◆ Directions ◆
Quote all of the data exactly as given. Skip every picture it contains.

* BEGIN Data records *

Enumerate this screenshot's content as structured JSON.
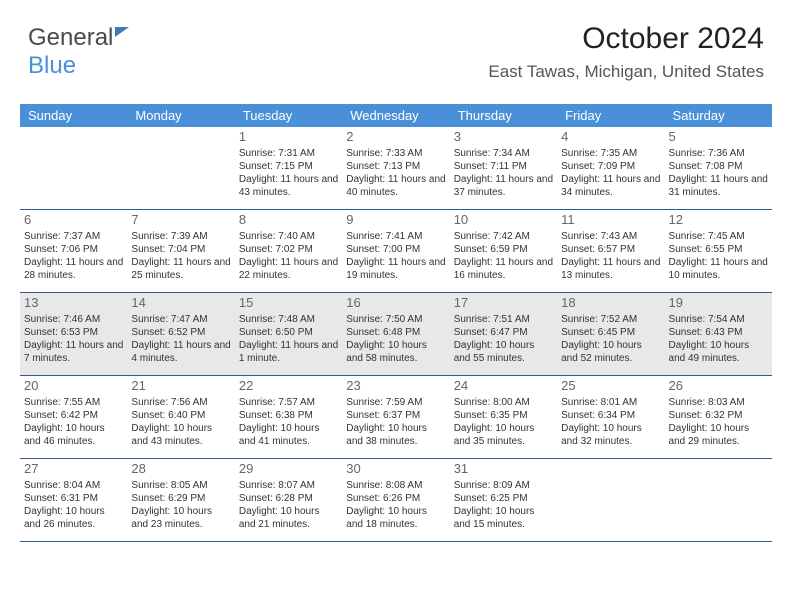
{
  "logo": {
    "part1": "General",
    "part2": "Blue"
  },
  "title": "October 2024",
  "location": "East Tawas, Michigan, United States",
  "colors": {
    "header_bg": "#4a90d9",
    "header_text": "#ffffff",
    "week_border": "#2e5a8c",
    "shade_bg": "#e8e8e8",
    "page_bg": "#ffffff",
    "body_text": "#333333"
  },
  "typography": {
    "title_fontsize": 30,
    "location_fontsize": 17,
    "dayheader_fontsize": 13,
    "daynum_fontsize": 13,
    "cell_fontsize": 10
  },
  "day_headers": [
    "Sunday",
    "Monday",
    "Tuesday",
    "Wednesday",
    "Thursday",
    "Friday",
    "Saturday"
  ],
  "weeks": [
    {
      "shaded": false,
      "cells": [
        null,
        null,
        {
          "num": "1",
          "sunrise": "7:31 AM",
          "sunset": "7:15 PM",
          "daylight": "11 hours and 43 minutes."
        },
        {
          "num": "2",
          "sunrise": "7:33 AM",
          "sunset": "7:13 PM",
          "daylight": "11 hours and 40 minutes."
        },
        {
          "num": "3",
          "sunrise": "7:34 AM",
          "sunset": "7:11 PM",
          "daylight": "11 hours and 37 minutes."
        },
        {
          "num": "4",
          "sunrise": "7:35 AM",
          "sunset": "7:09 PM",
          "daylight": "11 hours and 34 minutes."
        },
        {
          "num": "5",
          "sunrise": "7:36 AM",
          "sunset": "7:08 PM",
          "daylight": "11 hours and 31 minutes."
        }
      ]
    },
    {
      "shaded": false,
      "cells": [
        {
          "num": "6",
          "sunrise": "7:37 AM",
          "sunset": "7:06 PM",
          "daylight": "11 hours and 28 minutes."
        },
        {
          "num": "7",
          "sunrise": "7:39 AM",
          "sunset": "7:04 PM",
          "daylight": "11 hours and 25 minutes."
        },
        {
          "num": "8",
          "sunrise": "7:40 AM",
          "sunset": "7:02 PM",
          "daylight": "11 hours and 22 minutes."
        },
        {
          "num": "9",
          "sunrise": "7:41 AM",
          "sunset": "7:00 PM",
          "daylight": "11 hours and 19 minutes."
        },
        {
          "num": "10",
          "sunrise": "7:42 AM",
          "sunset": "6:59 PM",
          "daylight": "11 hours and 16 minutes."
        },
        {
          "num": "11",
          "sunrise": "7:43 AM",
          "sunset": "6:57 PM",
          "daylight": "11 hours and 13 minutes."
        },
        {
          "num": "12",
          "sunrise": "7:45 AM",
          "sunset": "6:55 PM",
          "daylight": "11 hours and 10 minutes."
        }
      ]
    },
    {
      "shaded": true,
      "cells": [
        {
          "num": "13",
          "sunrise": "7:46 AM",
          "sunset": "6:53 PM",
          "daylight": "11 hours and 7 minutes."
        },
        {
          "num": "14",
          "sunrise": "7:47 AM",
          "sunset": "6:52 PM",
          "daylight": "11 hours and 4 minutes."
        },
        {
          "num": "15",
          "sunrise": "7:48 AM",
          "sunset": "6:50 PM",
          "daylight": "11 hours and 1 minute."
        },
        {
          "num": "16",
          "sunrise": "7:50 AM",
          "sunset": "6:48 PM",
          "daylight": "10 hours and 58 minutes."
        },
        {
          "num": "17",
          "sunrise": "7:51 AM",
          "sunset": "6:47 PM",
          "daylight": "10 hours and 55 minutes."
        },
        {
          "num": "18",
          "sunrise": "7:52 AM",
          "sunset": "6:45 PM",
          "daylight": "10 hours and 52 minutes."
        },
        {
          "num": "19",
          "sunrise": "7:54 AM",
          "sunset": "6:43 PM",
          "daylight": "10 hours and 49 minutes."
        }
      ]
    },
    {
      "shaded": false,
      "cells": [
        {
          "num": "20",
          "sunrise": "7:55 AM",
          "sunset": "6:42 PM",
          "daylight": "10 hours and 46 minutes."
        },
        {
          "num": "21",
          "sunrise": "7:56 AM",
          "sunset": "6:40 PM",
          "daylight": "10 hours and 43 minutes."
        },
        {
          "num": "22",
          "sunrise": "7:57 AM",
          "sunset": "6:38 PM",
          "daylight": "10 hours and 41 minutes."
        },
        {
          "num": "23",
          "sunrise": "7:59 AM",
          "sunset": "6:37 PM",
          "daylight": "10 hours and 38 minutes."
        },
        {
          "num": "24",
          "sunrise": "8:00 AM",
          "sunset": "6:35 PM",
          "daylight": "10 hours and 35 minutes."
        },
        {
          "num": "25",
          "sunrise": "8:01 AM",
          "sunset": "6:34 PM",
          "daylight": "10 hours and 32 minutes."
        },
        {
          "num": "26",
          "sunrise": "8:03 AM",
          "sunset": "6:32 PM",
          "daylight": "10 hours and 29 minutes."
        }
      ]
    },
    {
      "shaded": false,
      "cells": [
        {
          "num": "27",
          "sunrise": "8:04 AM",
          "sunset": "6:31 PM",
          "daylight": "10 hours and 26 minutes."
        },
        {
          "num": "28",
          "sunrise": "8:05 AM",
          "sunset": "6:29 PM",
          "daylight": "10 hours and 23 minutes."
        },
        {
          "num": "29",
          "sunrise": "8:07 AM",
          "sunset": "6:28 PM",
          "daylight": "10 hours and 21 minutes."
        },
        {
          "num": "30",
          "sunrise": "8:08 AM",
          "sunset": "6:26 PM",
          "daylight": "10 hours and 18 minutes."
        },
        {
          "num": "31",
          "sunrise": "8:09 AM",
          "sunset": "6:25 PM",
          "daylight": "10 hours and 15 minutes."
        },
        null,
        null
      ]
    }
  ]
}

* END Data records *

◆ Task answer ◆
Enumerate this screenshot's content as structured JSON.
{
  "logo": {
    "part1": "General",
    "part2": "Blue"
  },
  "title": "October 2024",
  "location": "East Tawas, Michigan, United States",
  "colors": {
    "header_bg": "#4a90d9",
    "header_text": "#ffffff",
    "week_border": "#2e5a8c",
    "shade_bg": "#e8e8e8",
    "page_bg": "#ffffff",
    "body_text": "#333333"
  },
  "typography": {
    "title_fontsize": 30,
    "location_fontsize": 17,
    "dayheader_fontsize": 13,
    "daynum_fontsize": 13,
    "cell_fontsize": 10
  },
  "day_headers": [
    "Sunday",
    "Monday",
    "Tuesday",
    "Wednesday",
    "Thursday",
    "Friday",
    "Saturday"
  ],
  "weeks": [
    {
      "shaded": false,
      "cells": [
        null,
        null,
        {
          "num": "1",
          "sunrise": "7:31 AM",
          "sunset": "7:15 PM",
          "daylight": "11 hours and 43 minutes."
        },
        {
          "num": "2",
          "sunrise": "7:33 AM",
          "sunset": "7:13 PM",
          "daylight": "11 hours and 40 minutes."
        },
        {
          "num": "3",
          "sunrise": "7:34 AM",
          "sunset": "7:11 PM",
          "daylight": "11 hours and 37 minutes."
        },
        {
          "num": "4",
          "sunrise": "7:35 AM",
          "sunset": "7:09 PM",
          "daylight": "11 hours and 34 minutes."
        },
        {
          "num": "5",
          "sunrise": "7:36 AM",
          "sunset": "7:08 PM",
          "daylight": "11 hours and 31 minutes."
        }
      ]
    },
    {
      "shaded": false,
      "cells": [
        {
          "num": "6",
          "sunrise": "7:37 AM",
          "sunset": "7:06 PM",
          "daylight": "11 hours and 28 minutes."
        },
        {
          "num": "7",
          "sunrise": "7:39 AM",
          "sunset": "7:04 PM",
          "daylight": "11 hours and 25 minutes."
        },
        {
          "num": "8",
          "sunrise": "7:40 AM",
          "sunset": "7:02 PM",
          "daylight": "11 hours and 22 minutes."
        },
        {
          "num": "9",
          "sunrise": "7:41 AM",
          "sunset": "7:00 PM",
          "daylight": "11 hours and 19 minutes."
        },
        {
          "num": "10",
          "sunrise": "7:42 AM",
          "sunset": "6:59 PM",
          "daylight": "11 hours and 16 minutes."
        },
        {
          "num": "11",
          "sunrise": "7:43 AM",
          "sunset": "6:57 PM",
          "daylight": "11 hours and 13 minutes."
        },
        {
          "num": "12",
          "sunrise": "7:45 AM",
          "sunset": "6:55 PM",
          "daylight": "11 hours and 10 minutes."
        }
      ]
    },
    {
      "shaded": true,
      "cells": [
        {
          "num": "13",
          "sunrise": "7:46 AM",
          "sunset": "6:53 PM",
          "daylight": "11 hours and 7 minutes."
        },
        {
          "num": "14",
          "sunrise": "7:47 AM",
          "sunset": "6:52 PM",
          "daylight": "11 hours and 4 minutes."
        },
        {
          "num": "15",
          "sunrise": "7:48 AM",
          "sunset": "6:50 PM",
          "daylight": "11 hours and 1 minute."
        },
        {
          "num": "16",
          "sunrise": "7:50 AM",
          "sunset": "6:48 PM",
          "daylight": "10 hours and 58 minutes."
        },
        {
          "num": "17",
          "sunrise": "7:51 AM",
          "sunset": "6:47 PM",
          "daylight": "10 hours and 55 minutes."
        },
        {
          "num": "18",
          "sunrise": "7:52 AM",
          "sunset": "6:45 PM",
          "daylight": "10 hours and 52 minutes."
        },
        {
          "num": "19",
          "sunrise": "7:54 AM",
          "sunset": "6:43 PM",
          "daylight": "10 hours and 49 minutes."
        }
      ]
    },
    {
      "shaded": false,
      "cells": [
        {
          "num": "20",
          "sunrise": "7:55 AM",
          "sunset": "6:42 PM",
          "daylight": "10 hours and 46 minutes."
        },
        {
          "num": "21",
          "sunrise": "7:56 AM",
          "sunset": "6:40 PM",
          "daylight": "10 hours and 43 minutes."
        },
        {
          "num": "22",
          "sunrise": "7:57 AM",
          "sunset": "6:38 PM",
          "daylight": "10 hours and 41 minutes."
        },
        {
          "num": "23",
          "sunrise": "7:59 AM",
          "sunset": "6:37 PM",
          "daylight": "10 hours and 38 minutes."
        },
        {
          "num": "24",
          "sunrise": "8:00 AM",
          "sunset": "6:35 PM",
          "daylight": "10 hours and 35 minutes."
        },
        {
          "num": "25",
          "sunrise": "8:01 AM",
          "sunset": "6:34 PM",
          "daylight": "10 hours and 32 minutes."
        },
        {
          "num": "26",
          "sunrise": "8:03 AM",
          "sunset": "6:32 PM",
          "daylight": "10 hours and 29 minutes."
        }
      ]
    },
    {
      "shaded": false,
      "cells": [
        {
          "num": "27",
          "sunrise": "8:04 AM",
          "sunset": "6:31 PM",
          "daylight": "10 hours and 26 minutes."
        },
        {
          "num": "28",
          "sunrise": "8:05 AM",
          "sunset": "6:29 PM",
          "daylight": "10 hours and 23 minutes."
        },
        {
          "num": "29",
          "sunrise": "8:07 AM",
          "sunset": "6:28 PM",
          "daylight": "10 hours and 21 minutes."
        },
        {
          "num": "30",
          "sunrise": "8:08 AM",
          "sunset": "6:26 PM",
          "daylight": "10 hours and 18 minutes."
        },
        {
          "num": "31",
          "sunrise": "8:09 AM",
          "sunset": "6:25 PM",
          "daylight": "10 hours and 15 minutes."
        },
        null,
        null
      ]
    }
  ]
}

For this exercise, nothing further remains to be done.